### DATASET ENTRIES
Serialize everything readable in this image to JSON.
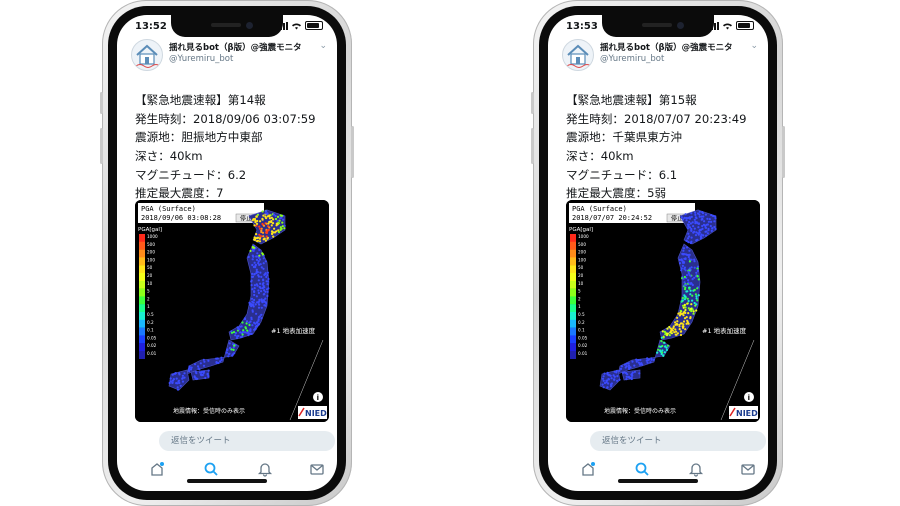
{
  "phones": [
    {
      "status_time": "13:52",
      "account": {
        "display_name": "揺れ見るbot（β版）@強震モニタ",
        "handle": "@Yuremiru_bot"
      },
      "tweet_lines": [
        "【緊急地震速報】第14報",
        "発生時刻：2018/09/06 03:07:59",
        "震源地：胆振地方中東部",
        "深さ：40km",
        "マグニチュード：6.2",
        "推定最大震度：7"
      ],
      "map": {
        "title": "PGA (Surface)",
        "timestamp": "2018/09/06 03:08:28",
        "stop_button": "停止",
        "legend_title": "PGA[gal]",
        "legend_ticks": [
          "1000",
          "500",
          "200",
          "100",
          "50",
          "20",
          "10",
          "5",
          "2",
          "1",
          "0.5",
          "0.2",
          "0.1",
          "0.05",
          "0.02",
          "0.01"
        ],
        "layer_label": "#1 地表加速度",
        "footer_note": "地震情報：受信時のみ表示",
        "logo": "NIED"
      },
      "reply_placeholder": "返信をツイート",
      "tabs": [
        "home",
        "search",
        "notifications",
        "messages"
      ],
      "accent_color": "#1da1f2"
    },
    {
      "status_time": "13:53",
      "account": {
        "display_name": "揺れ見るbot（β版）@強震モニタ",
        "handle": "@Yuremiru_bot"
      },
      "tweet_lines": [
        "【緊急地震速報】第15報",
        "発生時刻：2018/07/07 20:23:49",
        "震源地：千葉県東方沖",
        "深さ：40km",
        "マグニチュード：6.1",
        "推定最大震度：5弱"
      ],
      "map": {
        "title": "PGA (Surface)",
        "timestamp": "2018/07/07 20:24:52",
        "stop_button": "停止",
        "legend_title": "PGA[gal]",
        "legend_ticks": [
          "1000",
          "500",
          "200",
          "100",
          "50",
          "20",
          "10",
          "5",
          "2",
          "1",
          "0.5",
          "0.2",
          "0.1",
          "0.05",
          "0.02",
          "0.01"
        ],
        "layer_label": "#1 地表加速度",
        "footer_note": "地震情報：受信時のみ表示",
        "logo": "NIED"
      },
      "reply_placeholder": "返信をツイート",
      "tabs": [
        "home",
        "search",
        "notifications",
        "messages"
      ],
      "accent_color": "#1da1f2"
    }
  ]
}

### CHALLENGE
Pictures appear in the records above. Output everything except them, exactly.

### WRITTEN RESPONSE
Serialize everything readable in this image to JSON.
{
  "phones": [
    {
      "status_time": "13:52",
      "account": {
        "display_name": "揺れ見るbot（β版）@強震モニタ",
        "handle": "@Yuremiru_bot"
      },
      "tweet_lines": [
        "【緊急地震速報】第14報",
        "発生時刻：2018/09/06 03:07:59",
        "震源地：胆振地方中東部",
        "深さ：40km",
        "マグニチュード：6.2",
        "推定最大震度：7"
      ],
      "map": {
        "title": "PGA (Surface)",
        "timestamp": "2018/09/06 03:08:28",
        "stop_button": "停止",
        "legend_title": "PGA[gal]",
        "legend_ticks": [
          "1000",
          "500",
          "200",
          "100",
          "50",
          "20",
          "10",
          "5",
          "2",
          "1",
          "0.5",
          "0.2",
          "0.1",
          "0.05",
          "0.02",
          "0.01"
        ],
        "layer_label": "#1 地表加速度",
        "footer_note": "地震情報：受信時のみ表示",
        "logo": "NIED"
      },
      "reply_placeholder": "返信をツイート",
      "tabs": [
        "home",
        "search",
        "notifications",
        "messages"
      ],
      "accent_color": "#1da1f2"
    },
    {
      "status_time": "13:53",
      "account": {
        "display_name": "揺れ見るbot（β版）@強震モニタ",
        "handle": "@Yuremiru_bot"
      },
      "tweet_lines": [
        "【緊急地震速報】第15報",
        "発生時刻：2018/07/07 20:23:49",
        "震源地：千葉県東方沖",
        "深さ：40km",
        "マグニチュード：6.1",
        "推定最大震度：5弱"
      ],
      "map": {
        "title": "PGA (Surface)",
        "timestamp": "2018/07/07 20:24:52",
        "stop_button": "停止",
        "legend_title": "PGA[gal]",
        "legend_ticks": [
          "1000",
          "500",
          "200",
          "100",
          "50",
          "20",
          "10",
          "5",
          "2",
          "1",
          "0.5",
          "0.2",
          "0.1",
          "0.05",
          "0.02",
          "0.01"
        ],
        "layer_label": "#1 地表加速度",
        "footer_note": "地震情報：受信時のみ表示",
        "logo": "NIED"
      },
      "reply_placeholder": "返信をツイート",
      "tabs": [
        "home",
        "search",
        "notifications",
        "messages"
      ],
      "accent_color": "#1da1f2"
    }
  ]
}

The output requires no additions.